▼

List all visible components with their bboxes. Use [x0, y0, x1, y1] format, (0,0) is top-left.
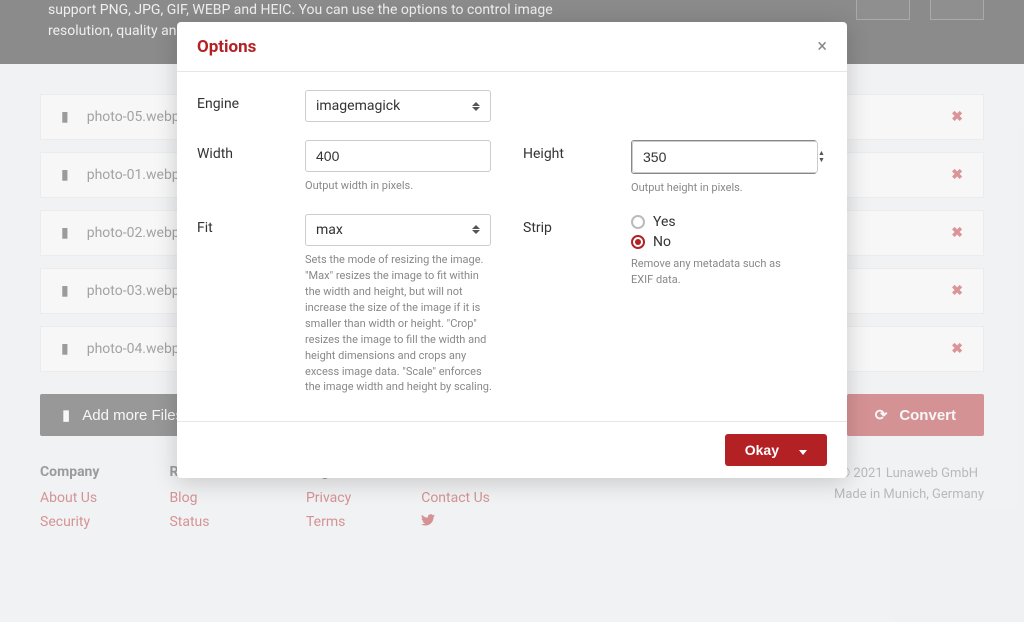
fit-label: Fit: [197, 214, 291, 395]
strip-radio-yes[interactable]: Yes: [631, 214, 827, 230]
height-step-down-icon[interactable]: ▼: [818, 157, 825, 164]
options-modal: Options × Engine imagemagick: [177, 22, 847, 478]
height-help: Output height in pixels.: [631, 180, 821, 196]
okay-label: Okay: [745, 442, 779, 458]
modal-body: Engine imagemagick Width Output wid: [177, 72, 847, 421]
height-label: Height: [523, 140, 617, 196]
radio-dot-icon: [631, 215, 645, 229]
modal-title: Options: [197, 37, 256, 57]
width-label: Width: [197, 140, 291, 196]
strip-help: Remove any metadata such as EXIF data.: [631, 256, 801, 288]
modal-header: Options ×: [177, 22, 847, 72]
height-input[interactable]: [632, 141, 818, 173]
strip-no-label: No: [653, 234, 671, 250]
strip-radio-group: Yes No: [631, 214, 827, 250]
fit-select[interactable]: max: [305, 214, 491, 246]
width-help: Output width in pixels.: [305, 178, 495, 194]
okay-button[interactable]: Okay: [725, 434, 827, 466]
radio-dot-icon: [631, 235, 645, 249]
modal-footer: Okay: [177, 421, 847, 478]
select-updown-icon: [472, 225, 480, 234]
engine-label: Engine: [197, 90, 291, 122]
strip-label: Strip: [523, 214, 617, 395]
engine-value: imagemagick: [316, 98, 400, 114]
close-icon[interactable]: ×: [817, 36, 827, 57]
fit-value: max: [316, 222, 343, 238]
engine-select[interactable]: imagemagick: [305, 90, 491, 122]
select-updown-icon: [472, 102, 480, 111]
height-input-wrapper: ▲ ▼: [631, 140, 817, 174]
strip-yes-label: Yes: [653, 214, 676, 230]
modal-overlay[interactable]: Options × Engine imagemagick: [0, 0, 1024, 622]
strip-radio-no[interactable]: No: [631, 234, 827, 250]
chevron-down-icon: [799, 442, 807, 458]
fit-help: Sets the mode of resizing the image. "Ma…: [305, 252, 495, 395]
width-input[interactable]: [305, 140, 491, 172]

▲

Exercise instructions:
Copy out the material from the line containing "fit-label: Fit: [197, 214, 291, 395]" through the line containing "height-help: Output height", with both of those lines included.

Exercise response:
fit-label: Fit: [197, 214, 291, 395]
strip-radio-yes[interactable]: Yes: [631, 214, 827, 230]
height-step-down-icon[interactable]: ▼: [818, 157, 825, 164]
options-modal: Options × Engine imagemagick: [177, 22, 847, 478]
height-help: Output height in pixels.: [631, 180, 821, 196]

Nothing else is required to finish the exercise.